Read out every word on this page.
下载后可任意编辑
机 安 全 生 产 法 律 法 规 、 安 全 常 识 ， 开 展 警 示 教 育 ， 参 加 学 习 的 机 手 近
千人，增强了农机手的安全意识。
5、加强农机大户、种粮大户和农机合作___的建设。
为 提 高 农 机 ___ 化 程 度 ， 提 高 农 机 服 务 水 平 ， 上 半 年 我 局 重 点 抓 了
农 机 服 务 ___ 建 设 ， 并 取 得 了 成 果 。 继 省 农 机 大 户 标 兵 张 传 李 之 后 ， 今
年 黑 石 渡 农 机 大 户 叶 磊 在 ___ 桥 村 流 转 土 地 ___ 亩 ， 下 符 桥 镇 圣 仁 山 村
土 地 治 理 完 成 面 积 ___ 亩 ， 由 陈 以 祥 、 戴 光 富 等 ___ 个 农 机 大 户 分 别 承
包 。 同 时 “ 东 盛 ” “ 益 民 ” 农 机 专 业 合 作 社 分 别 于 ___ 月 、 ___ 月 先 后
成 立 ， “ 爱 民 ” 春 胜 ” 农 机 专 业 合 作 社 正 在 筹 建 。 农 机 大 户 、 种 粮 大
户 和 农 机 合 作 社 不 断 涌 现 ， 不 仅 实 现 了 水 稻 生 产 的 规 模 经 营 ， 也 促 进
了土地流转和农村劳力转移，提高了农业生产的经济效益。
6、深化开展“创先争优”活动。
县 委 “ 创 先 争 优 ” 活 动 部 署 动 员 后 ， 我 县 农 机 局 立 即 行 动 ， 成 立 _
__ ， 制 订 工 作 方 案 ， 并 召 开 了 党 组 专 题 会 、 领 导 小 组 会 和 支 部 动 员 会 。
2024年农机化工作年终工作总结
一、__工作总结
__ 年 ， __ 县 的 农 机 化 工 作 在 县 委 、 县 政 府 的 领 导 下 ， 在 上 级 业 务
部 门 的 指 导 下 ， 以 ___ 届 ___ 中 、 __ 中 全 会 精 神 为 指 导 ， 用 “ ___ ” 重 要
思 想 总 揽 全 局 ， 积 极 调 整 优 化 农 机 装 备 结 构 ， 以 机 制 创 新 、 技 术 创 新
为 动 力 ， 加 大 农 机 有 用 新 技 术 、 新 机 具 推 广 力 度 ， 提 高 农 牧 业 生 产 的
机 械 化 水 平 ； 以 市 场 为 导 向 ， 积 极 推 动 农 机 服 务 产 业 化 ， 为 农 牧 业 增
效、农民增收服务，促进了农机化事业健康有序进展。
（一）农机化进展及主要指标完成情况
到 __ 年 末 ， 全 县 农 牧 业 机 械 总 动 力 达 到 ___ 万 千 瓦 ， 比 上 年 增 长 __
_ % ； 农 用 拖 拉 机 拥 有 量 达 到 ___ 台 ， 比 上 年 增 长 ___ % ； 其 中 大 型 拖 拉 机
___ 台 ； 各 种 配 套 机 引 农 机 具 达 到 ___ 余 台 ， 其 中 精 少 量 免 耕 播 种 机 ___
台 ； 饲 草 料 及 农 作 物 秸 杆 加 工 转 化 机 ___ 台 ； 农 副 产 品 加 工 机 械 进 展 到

※

THE EXERCISE |
Extract the listing in its entirety, matching it exactly.

TASK OUTPUT |
Read out every word on this page.
下载后可任意编辑
机 安 全 生 产 法 律 法 规 、 安 全 常 识 ， 开 展 警 示 教 育 ， 参 加 学 习 的 机 手 近
千人，增强了农机手的安全意识。
5、加强农机大户、种粮大户和农机合作___的建设。
为 提 高 农 机 ___ 化 程 度 ， 提 高 农 机 服 务 水 平 ， 上 半 年 我 局 重 点 抓 了
农 机 服 务 ___ 建 设 ， 并 取 得 了 成 果 。 继 省 农 机 大 户 标 兵 张 传 李 之 后 ， 今
年 黑 石 渡 农 机 大 户 叶 磊 在 ___ 桥 村 流 转 土 地 ___ 亩 ， 下 符 桥 镇 圣 仁 山 村
土 地 治 理 完 成 面 积 ___ 亩 ， 由 陈 以 祥 、 戴 光 富 等 ___ 个 农 机 大 户 分 别 承
包 。 同 时 “ 东 盛 ” “ 益 民 ” 农 机 专 业 合 作 社 分 别 于 ___ 月 、 ___ 月 先 后
成 立 ， “ 爱 民 ” 春 胜 ” 农 机 专 业 合 作 社 正 在 筹 建 。 农 机 大 户 、 种 粮 大
户 和 农 机 合 作 社 不 断 涌 现 ， 不 仅 实 现 了 水 稻 生 产 的 规 模 经 营 ， 也 促 进
了土地流转和农村劳力转移，提高了农业生产的经济效益。
6、深化开展“创先争优”活动。
县 委 “ 创 先 争 优 ” 活 动 部 署 动 员 后 ， 我 县 农 机 局 立 即 行 动 ， 成 立 _
__ ， 制 订 工 作 方 案 ， 并 召 开 了 党 组 专 题 会 、 领 导 小 组 会 和 支 部 动 员 会 。
2024年农机化工作年终工作总结
一、__工作总结
__ 年 ， __ 县 的 农 机 化 工 作 在 县 委 、 县 政 府 的 领 导 下 ， 在 上 级 业 务
部 门 的 指 导 下 ， 以 ___ 届 ___ 中 、 __ 中 全 会 精 神 为 指 导 ， 用 “ ___ ” 重 要
思 想 总 揽 全 局 ， 积 极 调 整 优 化 农 机 装 备 结 构 ， 以 机 制 创 新 、 技 术 创 新
为 动 力 ， 加 大 农 机 有 用 新 技 术 、 新 机 具 推 广 力 度 ， 提 高 农 牧 业 生 产 的
机 械 化 水 平 ； 以 市 场 为 导 向 ， 积 极 推 动 农 机 服 务 产 业 化 ， 为 农 牧 业 增
效、农民增收服务，促进了农机化事业健康有序进展。
（一）农机化进展及主要指标完成情况
到 __ 年 末 ， 全 县 农 牧 业 机 械 总 动 力 达 到 ___ 万 千 瓦 ， 比 上 年 增 长 __
_ % ； 农 用 拖 拉 机 拥 有 量 达 到 ___ 台 ， 比 上 年 增 长 ___ % ； 其 中 大 型 拖 拉 机
___ 台 ； 各 种 配 套 机 引 农 机 具 达 到 ___ 余 台 ， 其 中 精 少 量 免 耕 播 种 机 ___
台 ； 饲 草 料 及 农 作 物 秸 杆 加 工 转 化 机 ___ 台 ； 农 副 产 品 加 工 机 械 进 展 到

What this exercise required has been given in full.